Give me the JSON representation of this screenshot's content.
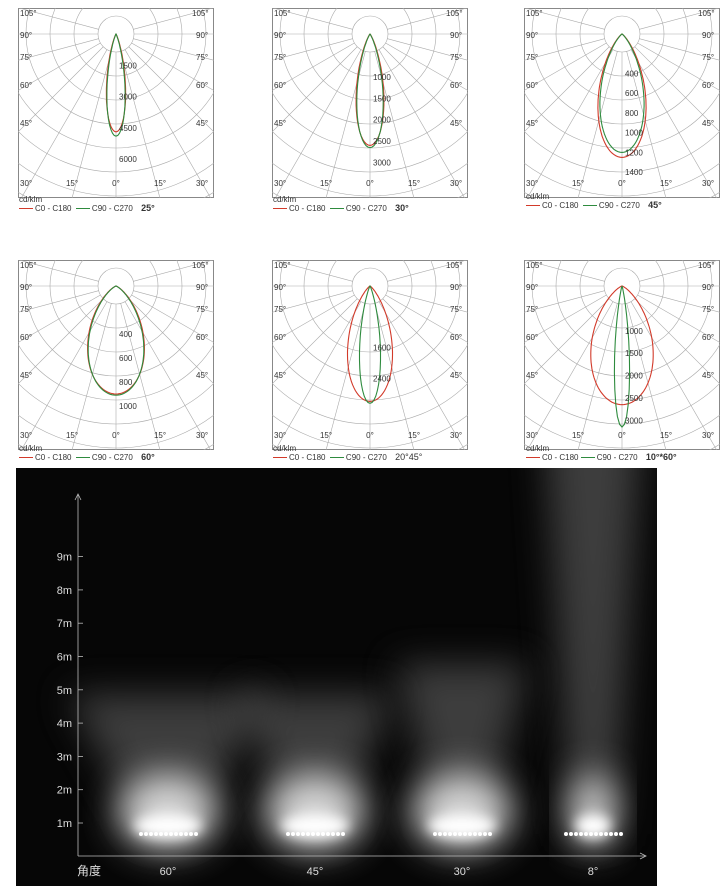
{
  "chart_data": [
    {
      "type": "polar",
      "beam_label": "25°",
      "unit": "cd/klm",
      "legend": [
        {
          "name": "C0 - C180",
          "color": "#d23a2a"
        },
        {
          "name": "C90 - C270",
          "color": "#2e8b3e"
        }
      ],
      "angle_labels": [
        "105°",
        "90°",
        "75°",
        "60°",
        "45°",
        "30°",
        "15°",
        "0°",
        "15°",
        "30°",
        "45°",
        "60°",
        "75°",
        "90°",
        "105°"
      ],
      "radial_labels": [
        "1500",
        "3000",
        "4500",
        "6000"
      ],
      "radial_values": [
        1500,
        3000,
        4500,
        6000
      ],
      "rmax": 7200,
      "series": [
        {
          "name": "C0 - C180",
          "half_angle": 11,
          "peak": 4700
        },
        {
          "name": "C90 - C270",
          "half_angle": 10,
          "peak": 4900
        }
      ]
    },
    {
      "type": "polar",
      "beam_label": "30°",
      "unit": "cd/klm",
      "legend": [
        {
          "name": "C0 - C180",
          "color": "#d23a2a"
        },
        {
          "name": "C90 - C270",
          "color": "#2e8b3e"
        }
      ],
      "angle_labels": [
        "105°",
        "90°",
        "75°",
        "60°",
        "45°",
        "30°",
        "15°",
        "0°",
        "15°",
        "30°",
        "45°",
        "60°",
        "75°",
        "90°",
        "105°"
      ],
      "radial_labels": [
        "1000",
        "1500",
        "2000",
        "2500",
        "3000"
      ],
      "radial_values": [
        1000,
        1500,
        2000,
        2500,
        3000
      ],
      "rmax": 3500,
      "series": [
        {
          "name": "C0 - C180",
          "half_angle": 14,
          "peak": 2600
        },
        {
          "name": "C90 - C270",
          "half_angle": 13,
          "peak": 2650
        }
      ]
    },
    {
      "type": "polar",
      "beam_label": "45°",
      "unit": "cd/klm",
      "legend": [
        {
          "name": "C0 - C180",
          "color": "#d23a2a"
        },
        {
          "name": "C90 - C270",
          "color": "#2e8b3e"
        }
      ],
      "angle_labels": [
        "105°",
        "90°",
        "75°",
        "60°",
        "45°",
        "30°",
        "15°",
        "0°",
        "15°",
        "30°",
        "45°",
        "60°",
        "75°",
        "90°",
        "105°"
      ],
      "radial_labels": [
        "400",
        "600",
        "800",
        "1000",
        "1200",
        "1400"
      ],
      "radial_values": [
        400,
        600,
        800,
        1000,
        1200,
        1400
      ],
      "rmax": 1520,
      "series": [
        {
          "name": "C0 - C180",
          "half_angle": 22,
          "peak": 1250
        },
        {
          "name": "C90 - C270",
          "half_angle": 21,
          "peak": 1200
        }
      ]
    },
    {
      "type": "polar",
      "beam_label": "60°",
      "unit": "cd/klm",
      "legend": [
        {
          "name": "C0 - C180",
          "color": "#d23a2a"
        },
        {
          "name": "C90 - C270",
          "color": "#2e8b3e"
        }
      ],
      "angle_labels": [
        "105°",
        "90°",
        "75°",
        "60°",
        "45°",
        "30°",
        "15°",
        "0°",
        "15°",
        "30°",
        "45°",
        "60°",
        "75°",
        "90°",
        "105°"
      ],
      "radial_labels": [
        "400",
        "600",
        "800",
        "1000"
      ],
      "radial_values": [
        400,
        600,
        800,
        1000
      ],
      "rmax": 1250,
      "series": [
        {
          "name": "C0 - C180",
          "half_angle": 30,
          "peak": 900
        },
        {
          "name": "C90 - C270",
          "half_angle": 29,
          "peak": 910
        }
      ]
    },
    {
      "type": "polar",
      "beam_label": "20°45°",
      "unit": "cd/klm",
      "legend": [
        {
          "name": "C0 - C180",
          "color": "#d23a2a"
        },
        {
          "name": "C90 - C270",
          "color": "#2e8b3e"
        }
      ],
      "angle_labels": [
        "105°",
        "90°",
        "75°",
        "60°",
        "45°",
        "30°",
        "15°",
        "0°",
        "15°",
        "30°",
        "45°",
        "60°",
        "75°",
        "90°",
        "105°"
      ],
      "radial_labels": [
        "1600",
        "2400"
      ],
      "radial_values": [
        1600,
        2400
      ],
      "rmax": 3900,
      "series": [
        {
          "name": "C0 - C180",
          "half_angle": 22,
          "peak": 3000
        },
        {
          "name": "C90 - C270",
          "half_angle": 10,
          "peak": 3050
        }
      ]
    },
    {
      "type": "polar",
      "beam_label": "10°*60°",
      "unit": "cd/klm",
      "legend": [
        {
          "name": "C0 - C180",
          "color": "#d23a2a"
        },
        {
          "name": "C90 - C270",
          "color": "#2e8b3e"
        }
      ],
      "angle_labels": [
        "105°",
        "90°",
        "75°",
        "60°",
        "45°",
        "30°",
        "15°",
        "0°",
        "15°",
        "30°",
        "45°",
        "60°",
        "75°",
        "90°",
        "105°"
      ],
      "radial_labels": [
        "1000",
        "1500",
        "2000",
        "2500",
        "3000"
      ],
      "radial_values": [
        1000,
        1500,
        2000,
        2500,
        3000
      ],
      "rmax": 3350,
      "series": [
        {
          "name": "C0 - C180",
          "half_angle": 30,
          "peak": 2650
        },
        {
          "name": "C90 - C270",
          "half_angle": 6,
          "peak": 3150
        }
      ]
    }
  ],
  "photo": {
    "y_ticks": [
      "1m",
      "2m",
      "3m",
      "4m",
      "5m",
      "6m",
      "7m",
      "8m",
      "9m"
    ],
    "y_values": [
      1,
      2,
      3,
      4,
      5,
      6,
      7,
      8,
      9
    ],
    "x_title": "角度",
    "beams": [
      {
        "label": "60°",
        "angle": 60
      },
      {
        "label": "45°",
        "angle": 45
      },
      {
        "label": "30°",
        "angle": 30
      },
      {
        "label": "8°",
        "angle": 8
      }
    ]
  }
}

-- Exercise requirements --
Reproduce each line of the records exactly, and omit every picture.

-- Exercise output --
Give me the JSON representation of this screenshot's content.
{
  "chart_data": [
    {
      "type": "polar",
      "beam_label": "25°",
      "unit": "cd/klm",
      "legend": [
        {
          "name": "C0 - C180",
          "color": "#d23a2a"
        },
        {
          "name": "C90 - C270",
          "color": "#2e8b3e"
        }
      ],
      "angle_labels": [
        "105°",
        "90°",
        "75°",
        "60°",
        "45°",
        "30°",
        "15°",
        "0°",
        "15°",
        "30°",
        "45°",
        "60°",
        "75°",
        "90°",
        "105°"
      ],
      "radial_labels": [
        "1500",
        "3000",
        "4500",
        "6000"
      ],
      "radial_values": [
        1500,
        3000,
        4500,
        6000
      ],
      "rmax": 7200,
      "series": [
        {
          "name": "C0 - C180",
          "half_angle": 11,
          "peak": 4700
        },
        {
          "name": "C90 - C270",
          "half_angle": 10,
          "peak": 4900
        }
      ]
    },
    {
      "type": "polar",
      "beam_label": "30°",
      "unit": "cd/klm",
      "legend": [
        {
          "name": "C0 - C180",
          "color": "#d23a2a"
        },
        {
          "name": "C90 - C270",
          "color": "#2e8b3e"
        }
      ],
      "angle_labels": [
        "105°",
        "90°",
        "75°",
        "60°",
        "45°",
        "30°",
        "15°",
        "0°",
        "15°",
        "30°",
        "45°",
        "60°",
        "75°",
        "90°",
        "105°"
      ],
      "radial_labels": [
        "1000",
        "1500",
        "2000",
        "2500",
        "3000"
      ],
      "radial_values": [
        1000,
        1500,
        2000,
        2500,
        3000
      ],
      "rmax": 3500,
      "series": [
        {
          "name": "C0 - C180",
          "half_angle": 14,
          "peak": 2600
        },
        {
          "name": "C90 - C270",
          "half_angle": 13,
          "peak": 2650
        }
      ]
    },
    {
      "type": "polar",
      "beam_label": "45°",
      "unit": "cd/klm",
      "legend": [
        {
          "name": "C0 - C180",
          "color": "#d23a2a"
        },
        {
          "name": "C90 - C270",
          "color": "#2e8b3e"
        }
      ],
      "angle_labels": [
        "105°",
        "90°",
        "75°",
        "60°",
        "45°",
        "30°",
        "15°",
        "0°",
        "15°",
        "30°",
        "45°",
        "60°",
        "75°",
        "90°",
        "105°"
      ],
      "radial_labels": [
        "400",
        "600",
        "800",
        "1000",
        "1200",
        "1400"
      ],
      "radial_values": [
        400,
        600,
        800,
        1000,
        1200,
        1400
      ],
      "rmax": 1520,
      "series": [
        {
          "name": "C0 - C180",
          "half_angle": 22,
          "peak": 1250
        },
        {
          "name": "C90 - C270",
          "half_angle": 21,
          "peak": 1200
        }
      ]
    },
    {
      "type": "polar",
      "beam_label": "60°",
      "unit": "cd/klm",
      "legend": [
        {
          "name": "C0 - C180",
          "color": "#d23a2a"
        },
        {
          "name": "C90 - C270",
          "color": "#2e8b3e"
        }
      ],
      "angle_labels": [
        "105°",
        "90°",
        "75°",
        "60°",
        "45°",
        "30°",
        "15°",
        "0°",
        "15°",
        "30°",
        "45°",
        "60°",
        "75°",
        "90°",
        "105°"
      ],
      "radial_labels": [
        "400",
        "600",
        "800",
        "1000"
      ],
      "radial_values": [
        400,
        600,
        800,
        1000
      ],
      "rmax": 1250,
      "series": [
        {
          "name": "C0 - C180",
          "half_angle": 30,
          "peak": 900
        },
        {
          "name": "C90 - C270",
          "half_angle": 29,
          "peak": 910
        }
      ]
    },
    {
      "type": "polar",
      "beam_label": "20°45°",
      "unit": "cd/klm",
      "legend": [
        {
          "name": "C0 - C180",
          "color": "#d23a2a"
        },
        {
          "name": "C90 - C270",
          "color": "#2e8b3e"
        }
      ],
      "angle_labels": [
        "105°",
        "90°",
        "75°",
        "60°",
        "45°",
        "30°",
        "15°",
        "0°",
        "15°",
        "30°",
        "45°",
        "60°",
        "75°",
        "90°",
        "105°"
      ],
      "radial_labels": [
        "1600",
        "2400"
      ],
      "radial_values": [
        1600,
        2400
      ],
      "rmax": 3900,
      "series": [
        {
          "name": "C0 - C180",
          "half_angle": 22,
          "peak": 3000
        },
        {
          "name": "C90 - C270",
          "half_angle": 10,
          "peak": 3050
        }
      ]
    },
    {
      "type": "polar",
      "beam_label": "10°*60°",
      "unit": "cd/klm",
      "legend": [
        {
          "name": "C0 - C180",
          "color": "#d23a2a"
        },
        {
          "name": "C90 - C270",
          "color": "#2e8b3e"
        }
      ],
      "angle_labels": [
        "105°",
        "90°",
        "75°",
        "60°",
        "45°",
        "30°",
        "15°",
        "0°",
        "15°",
        "30°",
        "45°",
        "60°",
        "75°",
        "90°",
        "105°"
      ],
      "radial_labels": [
        "1000",
        "1500",
        "2000",
        "2500",
        "3000"
      ],
      "radial_values": [
        1000,
        1500,
        2000,
        2500,
        3000
      ],
      "rmax": 3350,
      "series": [
        {
          "name": "C0 - C180",
          "half_angle": 30,
          "peak": 2650
        },
        {
          "name": "C90 - C270",
          "half_angle": 6,
          "peak": 3150
        }
      ]
    }
  ],
  "photo": {
    "y_ticks": [
      "1m",
      "2m",
      "3m",
      "4m",
      "5m",
      "6m",
      "7m",
      "8m",
      "9m"
    ],
    "y_values": [
      1,
      2,
      3,
      4,
      5,
      6,
      7,
      8,
      9
    ],
    "x_title": "角度",
    "beams": [
      {
        "label": "60°",
        "angle": 60
      },
      {
        "label": "45°",
        "angle": 45
      },
      {
        "label": "30°",
        "angle": 30
      },
      {
        "label": "8°",
        "angle": 8
      }
    ]
  }
}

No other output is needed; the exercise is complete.